▶ **The exercise**
Would you set down every entry shown below, precisely as written?

Structured figure records
____________________

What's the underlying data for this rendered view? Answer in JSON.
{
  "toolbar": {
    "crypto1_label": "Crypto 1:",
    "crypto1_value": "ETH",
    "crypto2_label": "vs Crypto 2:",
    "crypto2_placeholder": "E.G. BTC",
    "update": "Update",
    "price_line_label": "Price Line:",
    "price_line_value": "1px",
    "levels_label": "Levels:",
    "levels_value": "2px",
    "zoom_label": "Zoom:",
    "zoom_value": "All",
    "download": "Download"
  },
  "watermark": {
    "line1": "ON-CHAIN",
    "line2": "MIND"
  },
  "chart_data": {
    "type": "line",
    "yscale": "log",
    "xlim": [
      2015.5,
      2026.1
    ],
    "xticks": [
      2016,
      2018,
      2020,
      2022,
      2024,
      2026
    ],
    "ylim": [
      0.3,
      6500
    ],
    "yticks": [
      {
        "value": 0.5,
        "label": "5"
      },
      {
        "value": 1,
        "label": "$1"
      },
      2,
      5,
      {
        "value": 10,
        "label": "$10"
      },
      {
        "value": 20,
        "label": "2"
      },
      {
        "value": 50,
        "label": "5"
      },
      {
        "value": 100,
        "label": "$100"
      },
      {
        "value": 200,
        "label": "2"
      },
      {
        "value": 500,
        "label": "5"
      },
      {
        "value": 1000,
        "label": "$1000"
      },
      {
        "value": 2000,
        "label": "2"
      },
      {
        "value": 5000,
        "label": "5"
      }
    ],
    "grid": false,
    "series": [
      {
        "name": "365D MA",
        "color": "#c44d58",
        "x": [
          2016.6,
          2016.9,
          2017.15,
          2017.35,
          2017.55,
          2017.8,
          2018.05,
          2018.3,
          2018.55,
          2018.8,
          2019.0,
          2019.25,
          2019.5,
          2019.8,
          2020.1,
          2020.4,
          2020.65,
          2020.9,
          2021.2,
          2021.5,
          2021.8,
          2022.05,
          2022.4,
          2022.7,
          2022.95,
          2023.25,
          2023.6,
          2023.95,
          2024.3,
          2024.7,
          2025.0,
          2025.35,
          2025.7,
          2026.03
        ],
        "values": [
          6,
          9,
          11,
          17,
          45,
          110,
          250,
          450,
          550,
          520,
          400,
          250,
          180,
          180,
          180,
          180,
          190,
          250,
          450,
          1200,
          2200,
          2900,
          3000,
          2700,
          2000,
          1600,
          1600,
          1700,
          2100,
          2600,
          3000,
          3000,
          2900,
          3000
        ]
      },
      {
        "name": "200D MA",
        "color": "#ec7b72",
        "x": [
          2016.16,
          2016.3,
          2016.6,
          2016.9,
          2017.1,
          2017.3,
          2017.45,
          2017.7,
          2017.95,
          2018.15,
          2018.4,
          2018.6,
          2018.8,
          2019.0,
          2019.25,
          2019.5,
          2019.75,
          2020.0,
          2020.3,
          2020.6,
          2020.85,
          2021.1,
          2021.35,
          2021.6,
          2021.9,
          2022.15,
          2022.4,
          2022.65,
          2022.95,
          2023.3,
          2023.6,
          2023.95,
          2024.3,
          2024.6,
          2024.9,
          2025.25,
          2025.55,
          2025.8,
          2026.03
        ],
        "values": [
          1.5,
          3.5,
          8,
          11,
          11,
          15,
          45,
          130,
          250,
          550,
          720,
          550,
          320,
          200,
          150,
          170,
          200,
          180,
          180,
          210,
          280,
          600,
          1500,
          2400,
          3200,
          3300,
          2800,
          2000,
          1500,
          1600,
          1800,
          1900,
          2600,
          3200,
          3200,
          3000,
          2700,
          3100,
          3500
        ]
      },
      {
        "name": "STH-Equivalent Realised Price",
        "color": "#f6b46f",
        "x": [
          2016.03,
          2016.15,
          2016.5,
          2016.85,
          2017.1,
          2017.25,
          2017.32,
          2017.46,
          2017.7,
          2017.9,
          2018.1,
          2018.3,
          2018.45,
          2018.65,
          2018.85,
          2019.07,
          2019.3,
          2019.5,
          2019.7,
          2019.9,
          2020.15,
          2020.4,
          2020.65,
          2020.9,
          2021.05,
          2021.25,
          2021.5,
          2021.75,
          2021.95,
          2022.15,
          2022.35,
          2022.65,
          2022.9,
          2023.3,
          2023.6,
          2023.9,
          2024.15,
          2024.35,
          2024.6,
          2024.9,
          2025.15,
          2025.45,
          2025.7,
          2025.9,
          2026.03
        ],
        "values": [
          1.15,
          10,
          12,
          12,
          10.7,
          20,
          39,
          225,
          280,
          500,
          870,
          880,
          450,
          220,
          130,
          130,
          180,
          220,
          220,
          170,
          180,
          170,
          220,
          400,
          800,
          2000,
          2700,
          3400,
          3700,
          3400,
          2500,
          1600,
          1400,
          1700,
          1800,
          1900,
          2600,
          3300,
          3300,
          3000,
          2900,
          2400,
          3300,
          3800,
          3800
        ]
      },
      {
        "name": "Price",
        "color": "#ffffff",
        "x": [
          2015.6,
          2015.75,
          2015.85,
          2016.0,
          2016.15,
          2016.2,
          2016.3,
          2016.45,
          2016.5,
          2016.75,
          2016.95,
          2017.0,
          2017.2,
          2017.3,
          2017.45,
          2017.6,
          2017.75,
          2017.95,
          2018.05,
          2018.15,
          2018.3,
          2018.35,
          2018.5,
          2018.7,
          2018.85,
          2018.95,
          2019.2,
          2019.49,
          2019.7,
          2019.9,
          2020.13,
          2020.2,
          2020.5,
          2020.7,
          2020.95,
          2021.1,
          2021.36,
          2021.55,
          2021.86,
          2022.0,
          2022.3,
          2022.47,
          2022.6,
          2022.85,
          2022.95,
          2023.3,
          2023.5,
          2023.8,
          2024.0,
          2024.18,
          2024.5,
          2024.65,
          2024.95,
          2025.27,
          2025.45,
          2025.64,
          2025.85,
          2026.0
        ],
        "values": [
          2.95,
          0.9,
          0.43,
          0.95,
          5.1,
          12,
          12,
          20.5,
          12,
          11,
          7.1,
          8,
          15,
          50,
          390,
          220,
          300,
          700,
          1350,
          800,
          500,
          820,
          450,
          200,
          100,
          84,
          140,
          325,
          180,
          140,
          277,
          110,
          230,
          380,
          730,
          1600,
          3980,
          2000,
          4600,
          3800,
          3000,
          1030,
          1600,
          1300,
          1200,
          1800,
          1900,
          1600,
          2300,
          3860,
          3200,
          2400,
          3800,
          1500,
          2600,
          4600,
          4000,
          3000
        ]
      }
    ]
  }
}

____________________

▶ **Answer to the task**
What's the underlying data for this rendered view? Answer in JSON.
{
  "toolbar": {
    "crypto1_label": "Crypto 1:",
    "crypto1_value": "ETH",
    "crypto2_label": "vs Crypto 2:",
    "crypto2_placeholder": "E.G. BTC",
    "update": "Update",
    "price_line_label": "Price Line:",
    "price_line_value": "1px",
    "levels_label": "Levels:",
    "levels_value": "2px",
    "zoom_label": "Zoom:",
    "zoom_value": "All",
    "download": "Download"
  },
  "watermark": {
    "line1": "ON-CHAIN",
    "line2": "MIND"
  },
  "chart_data": {
    "type": "line",
    "yscale": "log",
    "xlim": [
      2015.5,
      2026.1
    ],
    "xticks": [
      2016,
      2018,
      2020,
      2022,
      2024,
      2026
    ],
    "ylim": [
      0.3,
      6500
    ],
    "yticks": [
      {
        "value": 0.5,
        "label": "5"
      },
      {
        "value": 1,
        "label": "$1"
      },
      2,
      5,
      {
        "value": 10,
        "label": "$10"
      },
      {
        "value": 20,
        "label": "2"
      },
      {
        "value": 50,
        "label": "5"
      },
      {
        "value": 100,
        "label": "$100"
      },
      {
        "value": 200,
        "label": "2"
      },
      {
        "value": 500,
        "label": "5"
      },
      {
        "value": 1000,
        "label": "$1000"
      },
      {
        "value": 2000,
        "label": "2"
      },
      {
        "value": 5000,
        "label": "5"
      }
    ],
    "grid": false,
    "series": [
      {
        "name": "365D MA",
        "color": "#c44d58",
        "x": [
          2016.6,
          2016.9,
          2017.15,
          2017.35,
          2017.55,
          2017.8,
          2018.05,
          2018.3,
          2018.55,
          2018.8,
          2019.0,
          2019.25,
          2019.5,
          2019.8,
          2020.1,
          2020.4,
          2020.65,
          2020.9,
          2021.2,
          2021.5,
          2021.8,
          2022.05,
          2022.4,
          2022.7,
          2022.95,
          2023.25,
          2023.6,
          2023.95,
          2024.3,
          2024.7,
          2025.0,
          2025.35,
          2025.7,
          2026.03
        ],
        "values": [
          6,
          9,
          11,
          17,
          45,
          110,
          250,
          450,
          550,
          520,
          400,
          250,
          180,
          180,
          180,
          180,
          190,
          250,
          450,
          1200,
          2200,
          2900,
          3000,
          2700,
          2000,
          1600,
          1600,
          1700,
          2100,
          2600,
          3000,
          3000,
          2900,
          3000
        ]
      },
      {
        "name": "200D MA",
        "color": "#ec7b72",
        "x": [
          2016.16,
          2016.3,
          2016.6,
          2016.9,
          2017.1,
          2017.3,
          2017.45,
          2017.7,
          2017.95,
          2018.15,
          2018.4,
          2018.6,
          2018.8,
          2019.0,
          2019.25,
          2019.5,
          2019.75,
          2020.0,
          2020.3,
          2020.6,
          2020.85,
          2021.1,
          2021.35,
          2021.6,
          2021.9,
          2022.15,
          2022.4,
          2022.65,
          2022.95,
          2023.3,
          2023.6,
          2023.95,
          2024.3,
          2024.6,
          2024.9,
          2025.25,
          2025.55,
          2025.8,
          2026.03
        ],
        "values": [
          1.5,
          3.5,
          8,
          11,
          11,
          15,
          45,
          130,
          250,
          550,
          720,
          550,
          320,
          200,
          150,
          170,
          200,
          180,
          180,
          210,
          280,
          600,
          1500,
          2400,
          3200,
          3300,
          2800,
          2000,
          1500,
          1600,
          1800,
          1900,
          2600,
          3200,
          3200,
          3000,
          2700,
          3100,
          3500
        ]
      },
      {
        "name": "STH-Equivalent Realised Price",
        "color": "#f6b46f",
        "x": [
          2016.03,
          2016.15,
          2016.5,
          2016.85,
          2017.1,
          2017.25,
          2017.32,
          2017.46,
          2017.7,
          2017.9,
          2018.1,
          2018.3,
          2018.45,
          2018.65,
          2018.85,
          2019.07,
          2019.3,
          2019.5,
          2019.7,
          2019.9,
          2020.15,
          2020.4,
          2020.65,
          2020.9,
          2021.05,
          2021.25,
          2021.5,
          2021.75,
          2021.95,
          2022.15,
          2022.35,
          2022.65,
          2022.9,
          2023.3,
          2023.6,
          2023.9,
          2024.15,
          2024.35,
          2024.6,
          2024.9,
          2025.15,
          2025.45,
          2025.7,
          2025.9,
          2026.03
        ],
        "values": [
          1.15,
          10,
          12,
          12,
          10.7,
          20,
          39,
          225,
          280,
          500,
          870,
          880,
          450,
          220,
          130,
          130,
          180,
          220,
          220,
          170,
          180,
          170,
          220,
          400,
          800,
          2000,
          2700,
          3400,
          3700,
          3400,
          2500,
          1600,
          1400,
          1700,
          1800,
          1900,
          2600,
          3300,
          3300,
          3000,
          2900,
          2400,
          3300,
          3800,
          3800
        ]
      },
      {
        "name": "Price",
        "color": "#ffffff",
        "x": [
          2015.6,
          2015.75,
          2015.85,
          2016.0,
          2016.15,
          2016.2,
          2016.3,
          2016.45,
          2016.5,
          2016.75,
          2016.95,
          2017.0,
          2017.2,
          2017.3,
          2017.45,
          2017.6,
          2017.75,
          2017.95,
          2018.05,
          2018.15,
          2018.3,
          2018.35,
          2018.5,
          2018.7,
          2018.85,
          2018.95,
          2019.2,
          2019.49,
          2019.7,
          2019.9,
          2020.13,
          2020.2,
          2020.5,
          2020.7,
          2020.95,
          2021.1,
          2021.36,
          2021.55,
          2021.86,
          2022.0,
          2022.3,
          2022.47,
          2022.6,
          2022.85,
          2022.95,
          2023.3,
          2023.5,
          2023.8,
          2024.0,
          2024.18,
          2024.5,
          2024.65,
          2024.95,
          2025.27,
          2025.45,
          2025.64,
          2025.85,
          2026.0
        ],
        "values": [
          2.95,
          0.9,
          0.43,
          0.95,
          5.1,
          12,
          12,
          20.5,
          12,
          11,
          7.1,
          8,
          15,
          50,
          390,
          220,
          300,
          700,
          1350,
          800,
          500,
          820,
          450,
          200,
          100,
          84,
          140,
          325,
          180,
          140,
          277,
          110,
          230,
          380,
          730,
          1600,
          3980,
          2000,
          4600,
          3800,
          3000,
          1030,
          1600,
          1300,
          1200,
          1800,
          1900,
          1600,
          2300,
          3860,
          3200,
          2400,
          3800,
          1500,
          2600,
          4600,
          4000,
          3000
        ]
      }
    ]
  }
}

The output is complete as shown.